● TASK: Type the records out again in full, exactly.
╔══
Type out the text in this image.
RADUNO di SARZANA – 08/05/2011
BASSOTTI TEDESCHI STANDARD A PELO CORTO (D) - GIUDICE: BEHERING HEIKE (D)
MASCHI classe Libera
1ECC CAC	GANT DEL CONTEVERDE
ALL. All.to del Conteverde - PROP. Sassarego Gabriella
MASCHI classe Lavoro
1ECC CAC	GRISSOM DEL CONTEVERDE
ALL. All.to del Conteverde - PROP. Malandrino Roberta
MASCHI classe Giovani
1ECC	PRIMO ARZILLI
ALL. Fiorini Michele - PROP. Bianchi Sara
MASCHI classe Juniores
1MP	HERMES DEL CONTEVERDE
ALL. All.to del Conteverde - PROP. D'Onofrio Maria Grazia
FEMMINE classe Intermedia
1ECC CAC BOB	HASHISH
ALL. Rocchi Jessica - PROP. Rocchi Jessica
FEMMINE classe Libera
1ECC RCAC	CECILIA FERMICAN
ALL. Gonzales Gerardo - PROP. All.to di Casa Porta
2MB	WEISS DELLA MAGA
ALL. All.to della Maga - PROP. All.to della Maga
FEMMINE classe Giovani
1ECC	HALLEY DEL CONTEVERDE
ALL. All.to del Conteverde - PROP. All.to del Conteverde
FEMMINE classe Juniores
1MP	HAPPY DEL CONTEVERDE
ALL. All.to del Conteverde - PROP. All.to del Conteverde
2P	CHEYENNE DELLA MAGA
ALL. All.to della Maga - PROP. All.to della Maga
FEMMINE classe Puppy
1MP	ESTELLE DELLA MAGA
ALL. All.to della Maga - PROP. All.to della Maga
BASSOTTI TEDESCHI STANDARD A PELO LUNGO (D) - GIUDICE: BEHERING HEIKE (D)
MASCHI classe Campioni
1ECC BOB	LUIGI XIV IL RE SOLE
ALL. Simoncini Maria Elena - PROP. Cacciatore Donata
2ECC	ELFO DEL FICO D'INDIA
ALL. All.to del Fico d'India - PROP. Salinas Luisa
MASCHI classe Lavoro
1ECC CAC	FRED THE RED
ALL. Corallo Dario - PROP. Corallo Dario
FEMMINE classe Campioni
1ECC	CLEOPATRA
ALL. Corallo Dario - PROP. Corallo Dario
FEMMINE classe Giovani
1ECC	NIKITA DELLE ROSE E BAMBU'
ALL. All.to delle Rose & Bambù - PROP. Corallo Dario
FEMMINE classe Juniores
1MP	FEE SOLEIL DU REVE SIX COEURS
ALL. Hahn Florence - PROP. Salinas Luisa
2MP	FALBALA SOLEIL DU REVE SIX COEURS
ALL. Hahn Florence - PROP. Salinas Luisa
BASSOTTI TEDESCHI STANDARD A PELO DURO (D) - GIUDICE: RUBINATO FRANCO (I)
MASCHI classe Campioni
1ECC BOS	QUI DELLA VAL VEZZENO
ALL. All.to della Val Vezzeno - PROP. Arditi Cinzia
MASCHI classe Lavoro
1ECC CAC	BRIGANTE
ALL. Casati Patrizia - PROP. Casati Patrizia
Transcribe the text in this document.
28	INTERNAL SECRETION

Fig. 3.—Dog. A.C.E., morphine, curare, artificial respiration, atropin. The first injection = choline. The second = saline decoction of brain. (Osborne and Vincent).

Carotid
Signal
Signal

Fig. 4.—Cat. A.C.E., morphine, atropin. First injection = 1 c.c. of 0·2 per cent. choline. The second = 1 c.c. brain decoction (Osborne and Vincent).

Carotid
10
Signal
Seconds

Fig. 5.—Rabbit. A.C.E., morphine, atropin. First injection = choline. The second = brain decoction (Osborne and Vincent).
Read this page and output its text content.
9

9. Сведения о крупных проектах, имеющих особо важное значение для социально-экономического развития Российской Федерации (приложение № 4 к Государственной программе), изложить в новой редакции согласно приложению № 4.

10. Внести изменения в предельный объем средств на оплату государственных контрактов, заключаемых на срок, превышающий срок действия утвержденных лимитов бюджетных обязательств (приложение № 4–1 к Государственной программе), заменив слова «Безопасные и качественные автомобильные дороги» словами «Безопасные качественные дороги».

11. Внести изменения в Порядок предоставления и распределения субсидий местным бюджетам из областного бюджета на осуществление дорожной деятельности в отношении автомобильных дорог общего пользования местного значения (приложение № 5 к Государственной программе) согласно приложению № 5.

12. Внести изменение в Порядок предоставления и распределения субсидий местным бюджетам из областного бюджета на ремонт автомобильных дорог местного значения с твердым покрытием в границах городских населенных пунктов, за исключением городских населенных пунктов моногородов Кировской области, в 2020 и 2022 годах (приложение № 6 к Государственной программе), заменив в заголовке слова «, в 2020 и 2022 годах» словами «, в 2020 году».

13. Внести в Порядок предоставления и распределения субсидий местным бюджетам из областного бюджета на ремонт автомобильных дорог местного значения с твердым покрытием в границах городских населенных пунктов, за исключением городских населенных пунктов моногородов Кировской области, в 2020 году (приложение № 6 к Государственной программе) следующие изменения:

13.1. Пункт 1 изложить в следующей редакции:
╚══
● EXERCISE ANSWER:
Type out the text in this image.
RADUNO di SARZANA – 08/05/2011
BASSOTTI TEDESCHI STANDARD A PELO CORTO (D) - GIUDICE: BEHERING HEIKE (D)
MASCHI classe Libera
1ECC CAC	GANT DEL CONTEVERDE
ALL. All.to del Conteverde - PROP. Sassarego Gabriella
MASCHI classe Lavoro
1ECC CAC	GRISSOM DEL CONTEVERDE
ALL. All.to del Conteverde - PROP. Malandrino Roberta
MASCHI classe Giovani
1ECC	PRIMO ARZILLI
ALL. Fiorini Michele - PROP. Bianchi Sara
MASCHI classe Juniores
1MP	HERMES DEL CONTEVERDE
ALL. All.to del Conteverde - PROP. D'Onofrio Maria Grazia
FEMMINE classe Intermedia
1ECC CAC BOB	HASHISH
ALL. Rocchi Jessica - PROP. Rocchi Jessica
FEMMINE classe Libera
1ECC RCAC	CECILIA FERMICAN
ALL. Gonzales Gerardo - PROP. All.to di Casa Porta
2MB	WEISS DELLA MAGA
ALL. All.to della Maga - PROP. All.to della Maga
FEMMINE classe Giovani
1ECC	HALLEY DEL CONTEVERDE
ALL. All.to del Conteverde - PROP. All.to del Conteverde
FEMMINE classe Juniores
1MP	HAPPY DEL CONTEVERDE
ALL. All.to del Conteverde - PROP. All.to del Conteverde
2P	CHEYENNE DELLA MAGA
ALL. All.to della Maga - PROP. All.to della Maga
FEMMINE classe Puppy
1MP	ESTELLE DELLA MAGA
ALL. All.to della Maga - PROP. All.to della Maga
BASSOTTI TEDESCHI STANDARD A PELO LUNGO (D) - GIUDICE: BEHERING HEIKE (D)
MASCHI classe Campioni
1ECC BOB	LUIGI XIV IL RE SOLE
ALL. Simoncini Maria Elena - PROP. Cacciatore Donata
2ECC	ELFO DEL FICO D'INDIA
ALL. All.to del Fico d'India - PROP. Salinas Luisa
MASCHI classe Lavoro
1ECC CAC	FRED THE RED
ALL. Corallo Dario - PROP. Corallo Dario
FEMMINE classe Campioni
1ECC	CLEOPATRA
ALL. Corallo Dario - PROP. Corallo Dario
FEMMINE classe Giovani
1ECC	NIKITA DELLE ROSE E BAMBU'
ALL. All.to delle Rose & Bambù - PROP. Corallo Dario
FEMMINE classe Juniores
1MP	FEE SOLEIL DU REVE SIX COEURS
ALL. Hahn Florence - PROP. Salinas Luisa
2MP	FALBALA SOLEIL DU REVE SIX COEURS
ALL. Hahn Florence - PROP. Salinas Luisa
BASSOTTI TEDESCHI STANDARD A PELO DURO (D) - GIUDICE: RUBINATO FRANCO (I)
MASCHI classe Campioni
1ECC BOS	QUI DELLA VAL VEZZENO
ALL. All.to della Val Vezzeno - PROP. Arditi Cinzia
MASCHI classe Lavoro
1ECC CAC	BRIGANTE
ALL. Casati Patrizia - PROP. Casati Patrizia
Transcribe the text in this document.
28	INTERNAL SECRETION

Fig. 3.—Dog. A.C.E., morphine, curare, artificial respiration, atropin. The first injection = choline. The second = saline decoction of brain. (Osborne and Vincent).

Carotid
Signal
Signal

Fig. 4.—Cat. A.C.E., morphine, atropin. First injection = 1 c.c. of 0·2 per cent. choline. The second = 1 c.c. brain decoction (Osborne and Vincent).

Carotid
10
Signal
Seconds

Fig. 5.—Rabbit. A.C.E., morphine, atropin. First injection = choline. The second = brain decoction (Osborne and Vincent).
Read this page and output its text content.
9

9. Сведения о крупных проектах, имеющих особо важное значение для социально-экономического развития Российской Федерации (приложение № 4 к Государственной программе), изложить в новой редакции согласно приложению № 4.

10. Внести изменения в предельный объем средств на оплату государственных контрактов, заключаемых на срок, превышающий срок действия утвержденных лимитов бюджетных обязательств (приложение № 4–1 к Государственной программе), заменив слова «Безопасные и качественные автомобильные дороги» словами «Безопасные качественные дороги».

11. Внести изменения в Порядок предоставления и распределения субсидий местным бюджетам из областного бюджета на осуществление дорожной деятельности в отношении автомобильных дорог общего пользования местного значения (приложение № 5 к Государственной программе) согласно приложению № 5.

12. Внести изменение в Порядок предоставления и распределения субсидий местным бюджетам из областного бюджета на ремонт автомобильных дорог местного значения с твердым покрытием в границах городских населенных пунктов, за исключением городских населенных пунктов моногородов Кировской области, в 2020 и 2022 годах (приложение № 6 к Государственной программе), заменив в заголовке слова «, в 2020 и 2022 годах» словами «, в 2020 году».

13. Внести в Порядок предоставления и распределения субсидий местным бюджетам из областного бюджета на ремонт автомобильных дорог местного значения с твердым покрытием в границах городских населенных пунктов, за исключением городских населенных пунктов моногородов Кировской области, в 2020 году (приложение № 6 к Государственной программе) следующие изменения:

13.1. Пункт 1 изложить в следующей редакции:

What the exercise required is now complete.